WHAT IS REQUIRED:
Please copy the listing from its start through the line containing "y-tick-label: 60 [13, 269, 23, 279]", switching "eksperimen" to "experiment" and keeping everything else the same.

INFORMATION PROVIDED:
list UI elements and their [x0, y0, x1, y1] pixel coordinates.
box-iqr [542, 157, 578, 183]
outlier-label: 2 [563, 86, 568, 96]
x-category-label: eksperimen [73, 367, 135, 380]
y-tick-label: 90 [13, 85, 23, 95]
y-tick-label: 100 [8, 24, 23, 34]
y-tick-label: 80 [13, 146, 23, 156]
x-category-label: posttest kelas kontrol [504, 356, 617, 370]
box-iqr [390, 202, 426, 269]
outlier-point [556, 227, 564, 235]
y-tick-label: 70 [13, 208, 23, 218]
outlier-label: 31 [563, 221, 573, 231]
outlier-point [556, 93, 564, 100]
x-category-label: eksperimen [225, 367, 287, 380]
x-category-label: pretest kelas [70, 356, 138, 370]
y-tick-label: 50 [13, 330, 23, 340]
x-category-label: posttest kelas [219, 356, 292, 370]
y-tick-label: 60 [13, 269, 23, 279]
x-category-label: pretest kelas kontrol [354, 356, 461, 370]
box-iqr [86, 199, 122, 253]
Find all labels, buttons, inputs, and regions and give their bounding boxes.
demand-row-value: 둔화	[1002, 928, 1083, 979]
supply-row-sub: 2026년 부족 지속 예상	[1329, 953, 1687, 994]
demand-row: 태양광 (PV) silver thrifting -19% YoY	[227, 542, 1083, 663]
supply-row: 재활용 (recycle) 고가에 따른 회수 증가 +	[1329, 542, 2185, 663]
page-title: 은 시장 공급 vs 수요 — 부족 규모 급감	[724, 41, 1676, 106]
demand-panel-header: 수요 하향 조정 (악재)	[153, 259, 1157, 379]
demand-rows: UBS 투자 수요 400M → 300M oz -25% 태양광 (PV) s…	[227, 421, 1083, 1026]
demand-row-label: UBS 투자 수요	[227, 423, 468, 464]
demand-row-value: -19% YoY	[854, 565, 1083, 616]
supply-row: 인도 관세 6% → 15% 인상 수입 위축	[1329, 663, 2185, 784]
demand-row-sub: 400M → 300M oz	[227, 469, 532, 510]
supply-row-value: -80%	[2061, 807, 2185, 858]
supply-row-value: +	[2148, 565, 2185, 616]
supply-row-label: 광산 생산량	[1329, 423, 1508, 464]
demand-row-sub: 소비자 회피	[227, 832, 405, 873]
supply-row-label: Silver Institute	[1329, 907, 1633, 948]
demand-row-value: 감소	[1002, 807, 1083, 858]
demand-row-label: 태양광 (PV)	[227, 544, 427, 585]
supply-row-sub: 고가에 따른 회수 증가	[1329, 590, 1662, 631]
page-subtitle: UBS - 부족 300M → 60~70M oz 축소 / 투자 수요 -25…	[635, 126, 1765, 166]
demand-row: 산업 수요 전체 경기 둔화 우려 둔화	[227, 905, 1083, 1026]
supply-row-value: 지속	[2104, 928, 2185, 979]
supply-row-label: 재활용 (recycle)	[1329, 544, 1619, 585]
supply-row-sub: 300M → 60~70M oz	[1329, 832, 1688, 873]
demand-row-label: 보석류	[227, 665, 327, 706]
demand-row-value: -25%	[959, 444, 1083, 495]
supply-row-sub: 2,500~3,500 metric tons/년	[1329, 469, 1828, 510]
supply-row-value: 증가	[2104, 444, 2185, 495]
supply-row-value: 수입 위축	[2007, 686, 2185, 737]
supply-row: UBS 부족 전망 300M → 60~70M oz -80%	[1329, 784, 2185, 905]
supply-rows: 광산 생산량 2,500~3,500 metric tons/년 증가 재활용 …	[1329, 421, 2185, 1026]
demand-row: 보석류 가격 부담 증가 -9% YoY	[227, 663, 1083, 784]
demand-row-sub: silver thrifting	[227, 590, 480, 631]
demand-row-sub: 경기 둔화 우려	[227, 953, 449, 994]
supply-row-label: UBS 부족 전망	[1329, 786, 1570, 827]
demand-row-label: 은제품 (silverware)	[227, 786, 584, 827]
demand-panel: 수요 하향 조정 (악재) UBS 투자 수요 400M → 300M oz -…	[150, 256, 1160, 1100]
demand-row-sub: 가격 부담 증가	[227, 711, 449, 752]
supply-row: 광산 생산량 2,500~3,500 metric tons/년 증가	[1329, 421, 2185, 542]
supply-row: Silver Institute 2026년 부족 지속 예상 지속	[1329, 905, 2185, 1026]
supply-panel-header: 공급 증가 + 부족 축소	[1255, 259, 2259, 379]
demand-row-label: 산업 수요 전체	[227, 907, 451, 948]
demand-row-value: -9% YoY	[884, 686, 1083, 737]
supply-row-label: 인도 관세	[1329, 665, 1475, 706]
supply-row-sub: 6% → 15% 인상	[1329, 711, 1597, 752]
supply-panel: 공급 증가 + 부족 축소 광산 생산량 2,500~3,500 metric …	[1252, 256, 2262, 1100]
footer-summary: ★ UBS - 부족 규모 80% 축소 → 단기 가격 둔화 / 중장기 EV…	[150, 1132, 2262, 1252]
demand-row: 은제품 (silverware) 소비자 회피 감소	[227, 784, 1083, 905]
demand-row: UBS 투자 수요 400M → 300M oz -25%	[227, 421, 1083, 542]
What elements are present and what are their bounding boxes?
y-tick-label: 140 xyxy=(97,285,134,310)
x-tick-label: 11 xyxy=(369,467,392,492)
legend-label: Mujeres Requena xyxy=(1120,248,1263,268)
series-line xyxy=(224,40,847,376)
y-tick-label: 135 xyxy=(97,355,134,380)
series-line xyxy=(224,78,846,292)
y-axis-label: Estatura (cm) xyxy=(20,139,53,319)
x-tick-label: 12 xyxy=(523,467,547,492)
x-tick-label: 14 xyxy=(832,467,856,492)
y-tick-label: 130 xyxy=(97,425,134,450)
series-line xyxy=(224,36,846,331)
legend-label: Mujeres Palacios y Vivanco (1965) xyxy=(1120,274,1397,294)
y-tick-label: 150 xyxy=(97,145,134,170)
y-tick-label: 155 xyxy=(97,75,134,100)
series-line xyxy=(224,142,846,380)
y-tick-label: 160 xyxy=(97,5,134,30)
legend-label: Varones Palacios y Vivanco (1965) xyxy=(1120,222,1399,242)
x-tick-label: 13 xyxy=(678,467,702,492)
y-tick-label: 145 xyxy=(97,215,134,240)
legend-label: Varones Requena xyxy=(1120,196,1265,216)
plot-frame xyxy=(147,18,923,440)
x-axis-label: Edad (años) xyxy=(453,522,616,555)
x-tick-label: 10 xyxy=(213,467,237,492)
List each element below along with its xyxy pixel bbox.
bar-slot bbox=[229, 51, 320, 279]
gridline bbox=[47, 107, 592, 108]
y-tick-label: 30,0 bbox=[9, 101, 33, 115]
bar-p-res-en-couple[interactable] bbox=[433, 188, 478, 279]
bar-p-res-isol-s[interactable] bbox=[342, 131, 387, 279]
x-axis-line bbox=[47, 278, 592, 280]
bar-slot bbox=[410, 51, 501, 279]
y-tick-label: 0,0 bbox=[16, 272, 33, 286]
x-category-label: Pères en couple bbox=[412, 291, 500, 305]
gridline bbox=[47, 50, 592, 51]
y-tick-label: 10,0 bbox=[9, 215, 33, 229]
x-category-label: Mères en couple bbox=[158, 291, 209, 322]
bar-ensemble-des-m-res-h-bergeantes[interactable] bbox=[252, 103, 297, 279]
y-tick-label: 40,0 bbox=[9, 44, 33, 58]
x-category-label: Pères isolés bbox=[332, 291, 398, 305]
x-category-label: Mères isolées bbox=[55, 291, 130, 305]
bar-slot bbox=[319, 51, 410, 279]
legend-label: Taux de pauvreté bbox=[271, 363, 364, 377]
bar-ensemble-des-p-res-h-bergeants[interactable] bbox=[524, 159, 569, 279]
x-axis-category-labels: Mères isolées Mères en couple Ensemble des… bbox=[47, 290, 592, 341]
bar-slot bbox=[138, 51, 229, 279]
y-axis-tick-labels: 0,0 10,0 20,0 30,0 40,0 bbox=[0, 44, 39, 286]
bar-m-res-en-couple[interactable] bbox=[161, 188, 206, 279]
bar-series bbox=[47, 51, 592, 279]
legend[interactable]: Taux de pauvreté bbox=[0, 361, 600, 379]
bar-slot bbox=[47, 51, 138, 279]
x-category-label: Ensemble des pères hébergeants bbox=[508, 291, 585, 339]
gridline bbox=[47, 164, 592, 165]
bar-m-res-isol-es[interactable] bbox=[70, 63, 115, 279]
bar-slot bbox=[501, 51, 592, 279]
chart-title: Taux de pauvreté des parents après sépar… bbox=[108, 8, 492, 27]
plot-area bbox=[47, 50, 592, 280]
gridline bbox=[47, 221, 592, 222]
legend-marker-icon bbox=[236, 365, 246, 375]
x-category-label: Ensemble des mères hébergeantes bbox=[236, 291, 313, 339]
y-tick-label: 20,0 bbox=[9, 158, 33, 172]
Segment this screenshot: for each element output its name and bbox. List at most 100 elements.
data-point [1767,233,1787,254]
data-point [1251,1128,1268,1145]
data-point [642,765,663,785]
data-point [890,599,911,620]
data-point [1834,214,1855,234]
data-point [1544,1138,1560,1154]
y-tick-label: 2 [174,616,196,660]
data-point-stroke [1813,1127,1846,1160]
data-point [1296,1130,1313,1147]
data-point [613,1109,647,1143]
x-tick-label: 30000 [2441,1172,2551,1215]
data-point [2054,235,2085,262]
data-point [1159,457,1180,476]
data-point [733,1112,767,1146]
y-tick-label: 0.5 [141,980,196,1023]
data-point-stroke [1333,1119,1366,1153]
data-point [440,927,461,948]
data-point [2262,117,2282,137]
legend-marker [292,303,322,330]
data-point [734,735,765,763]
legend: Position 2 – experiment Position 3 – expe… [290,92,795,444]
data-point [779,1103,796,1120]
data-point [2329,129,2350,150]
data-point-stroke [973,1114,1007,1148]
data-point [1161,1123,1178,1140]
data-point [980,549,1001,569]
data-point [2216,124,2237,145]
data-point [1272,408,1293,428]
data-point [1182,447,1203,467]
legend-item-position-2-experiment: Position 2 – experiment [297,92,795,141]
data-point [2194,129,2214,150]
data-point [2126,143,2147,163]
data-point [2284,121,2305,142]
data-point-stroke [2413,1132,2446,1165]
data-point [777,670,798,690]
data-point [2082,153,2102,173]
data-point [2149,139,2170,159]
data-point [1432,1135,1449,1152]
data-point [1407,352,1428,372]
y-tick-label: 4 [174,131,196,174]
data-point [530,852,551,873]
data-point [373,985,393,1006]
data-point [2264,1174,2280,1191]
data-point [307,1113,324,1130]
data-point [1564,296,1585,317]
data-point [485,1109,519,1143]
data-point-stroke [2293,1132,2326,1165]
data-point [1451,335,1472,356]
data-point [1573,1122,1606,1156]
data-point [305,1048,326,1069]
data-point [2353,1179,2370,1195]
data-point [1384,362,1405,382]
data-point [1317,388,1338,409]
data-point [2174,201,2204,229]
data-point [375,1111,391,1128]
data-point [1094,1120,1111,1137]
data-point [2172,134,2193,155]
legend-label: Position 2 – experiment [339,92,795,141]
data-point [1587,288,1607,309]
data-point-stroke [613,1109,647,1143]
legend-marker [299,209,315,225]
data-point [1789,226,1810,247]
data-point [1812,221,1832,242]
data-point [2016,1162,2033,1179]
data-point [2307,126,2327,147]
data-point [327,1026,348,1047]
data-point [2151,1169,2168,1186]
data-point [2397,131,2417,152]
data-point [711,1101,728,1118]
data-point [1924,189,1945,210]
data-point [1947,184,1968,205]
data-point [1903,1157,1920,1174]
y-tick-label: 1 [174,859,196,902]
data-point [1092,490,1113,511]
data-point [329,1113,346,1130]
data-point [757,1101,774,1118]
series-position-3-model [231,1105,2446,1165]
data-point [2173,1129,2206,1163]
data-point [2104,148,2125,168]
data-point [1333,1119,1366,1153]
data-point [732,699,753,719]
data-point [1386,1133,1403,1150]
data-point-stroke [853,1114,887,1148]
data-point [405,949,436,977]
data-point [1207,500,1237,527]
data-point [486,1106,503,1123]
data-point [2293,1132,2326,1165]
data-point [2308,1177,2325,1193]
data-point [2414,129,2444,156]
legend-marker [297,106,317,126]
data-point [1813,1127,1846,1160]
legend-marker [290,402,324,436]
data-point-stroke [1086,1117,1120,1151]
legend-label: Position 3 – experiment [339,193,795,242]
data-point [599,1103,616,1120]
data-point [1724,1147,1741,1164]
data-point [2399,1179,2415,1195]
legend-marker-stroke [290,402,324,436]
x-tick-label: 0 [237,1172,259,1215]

THE RESPONSE:
list UI elements and their [x0, y0, x1, y1] pixel coordinates.
box-iqr [542, 157, 578, 183]
outlier-label: 2 [563, 86, 568, 96]
x-category-label: experiment [73, 367, 135, 380]
y-tick-label: 90 [13, 85, 23, 95]
y-tick-label: 100 [8, 24, 23, 34]
y-tick-label: 80 [13, 146, 23, 156]
x-category-label: posttest kelas kontrol [504, 356, 617, 370]
box-iqr [390, 202, 426, 269]
outlier-point [556, 227, 564, 235]
y-tick-label: 70 [13, 208, 23, 218]
outlier-label: 31 [563, 221, 573, 231]
outlier-point [556, 93, 564, 100]
x-category-label: experiment [225, 367, 287, 380]
x-category-label: pretest kelas [70, 356, 138, 370]
y-tick-label: 50 [13, 330, 23, 340]
x-category-label: posttest kelas [219, 356, 292, 370]
y-tick-label: 60 [13, 269, 23, 279]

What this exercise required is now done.